[Data excerpts]

☆ ☆ ☆ ☆ ☆ ☆ ☆

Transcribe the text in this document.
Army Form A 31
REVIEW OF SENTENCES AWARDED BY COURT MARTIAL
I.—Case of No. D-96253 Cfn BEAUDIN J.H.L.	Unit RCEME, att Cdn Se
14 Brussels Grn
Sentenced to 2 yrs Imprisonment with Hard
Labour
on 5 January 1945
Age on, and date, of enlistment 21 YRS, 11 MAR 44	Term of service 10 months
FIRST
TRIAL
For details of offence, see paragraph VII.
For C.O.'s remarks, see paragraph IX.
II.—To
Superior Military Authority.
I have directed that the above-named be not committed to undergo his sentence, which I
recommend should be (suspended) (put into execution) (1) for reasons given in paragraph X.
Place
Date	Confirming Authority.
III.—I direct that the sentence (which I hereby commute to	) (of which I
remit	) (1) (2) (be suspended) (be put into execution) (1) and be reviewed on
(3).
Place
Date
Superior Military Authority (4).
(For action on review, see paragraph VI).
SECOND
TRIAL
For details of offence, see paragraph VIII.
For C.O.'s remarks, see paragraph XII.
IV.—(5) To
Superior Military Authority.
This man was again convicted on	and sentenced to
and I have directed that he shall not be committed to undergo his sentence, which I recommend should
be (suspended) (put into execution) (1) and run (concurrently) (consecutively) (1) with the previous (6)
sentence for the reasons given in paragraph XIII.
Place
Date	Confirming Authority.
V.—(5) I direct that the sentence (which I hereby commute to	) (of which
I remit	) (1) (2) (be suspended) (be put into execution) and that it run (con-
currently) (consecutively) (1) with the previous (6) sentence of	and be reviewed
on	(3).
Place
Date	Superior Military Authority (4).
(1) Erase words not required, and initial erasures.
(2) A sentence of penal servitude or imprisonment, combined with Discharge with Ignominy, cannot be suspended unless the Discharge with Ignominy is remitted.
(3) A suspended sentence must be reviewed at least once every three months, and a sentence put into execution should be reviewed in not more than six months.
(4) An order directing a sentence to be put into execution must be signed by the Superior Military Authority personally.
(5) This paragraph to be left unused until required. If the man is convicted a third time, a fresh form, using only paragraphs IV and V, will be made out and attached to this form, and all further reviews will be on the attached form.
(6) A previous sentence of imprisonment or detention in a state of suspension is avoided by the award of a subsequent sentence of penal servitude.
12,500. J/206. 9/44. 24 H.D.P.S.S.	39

☆ ☆ ☆ ☆ ☆ ☆ ☆

**YOUR INSTRUCTIONS**: Please quote every record above exactly as it appears.

**TASK RESULT**:
Transcribe the text in this document.
Army Form A 31
REVIEW OF SENTENCES AWARDED BY COURT MARTIAL
I.—Case of No. D-96253 Cfn BEAUDIN J.H.L.	Unit RCEME, att Cdn Se
14 Brussels Grn
Sentenced to 2 yrs Imprisonment with Hard
Labour
on 5 January 1945
Age on, and date, of enlistment 21 YRS, 11 MAR 44	Term of service 10 months
FIRST
TRIAL
For details of offence, see paragraph VII.
For C.O.'s remarks, see paragraph IX.
II.—To
Superior Military Authority.
I have directed that the above-named be not committed to undergo his sentence, which I
recommend should be (suspended) (put into execution) (1) for reasons given in paragraph X.
Place
Date	Confirming Authority.
III.—I direct that the sentence (which I hereby commute to	) (of which I
remit	) (1) (2) (be suspended) (be put into execution) (1) and be reviewed on
(3).
Place
Date
Superior Military Authority (4).
(For action on review, see paragraph VI).
SECOND
TRIAL
For details of offence, see paragraph VIII.
For C.O.'s remarks, see paragraph XII.
IV.—(5) To
Superior Military Authority.
This man was again convicted on	and sentenced to
and I have directed that he shall not be committed to undergo his sentence, which I recommend should
be (suspended) (put into execution) (1) and run (concurrently) (consecutively) (1) with the previous (6)
sentence for the reasons given in paragraph XIII.
Place
Date	Confirming Authority.
V.—(5) I direct that the sentence (which I hereby commute to	) (of which
I remit	) (1) (2) (be suspended) (be put into execution) and that it run (con-
currently) (consecutively) (1) with the previous (6) sentence of	and be reviewed
on	(3).
Place
Date	Superior Military Authority (4).
(1) Erase words not required, and initial erasures.
(2) A sentence of penal servitude or imprisonment, combined with Discharge with Ignominy, cannot be suspended unless the Discharge with Ignominy is remitted.
(3) A suspended sentence must be reviewed at least once every three months, and a sentence put into execution should be reviewed in not more than six months.
(4) An order directing a sentence to be put into execution must be signed by the Superior Military Authority personally.
(5) This paragraph to be left unused until required. If the man is convicted a third time, a fresh form, using only paragraphs IV and V, will be made out and attached to this form, and all further reviews will be on the attached form.
(6) A previous sentence of imprisonment or detention in a state of suspension is avoided by the award of a subsequent sentence of penal servitude.
12,500. J/206. 9/44. 24 H.D.P.S.S.	39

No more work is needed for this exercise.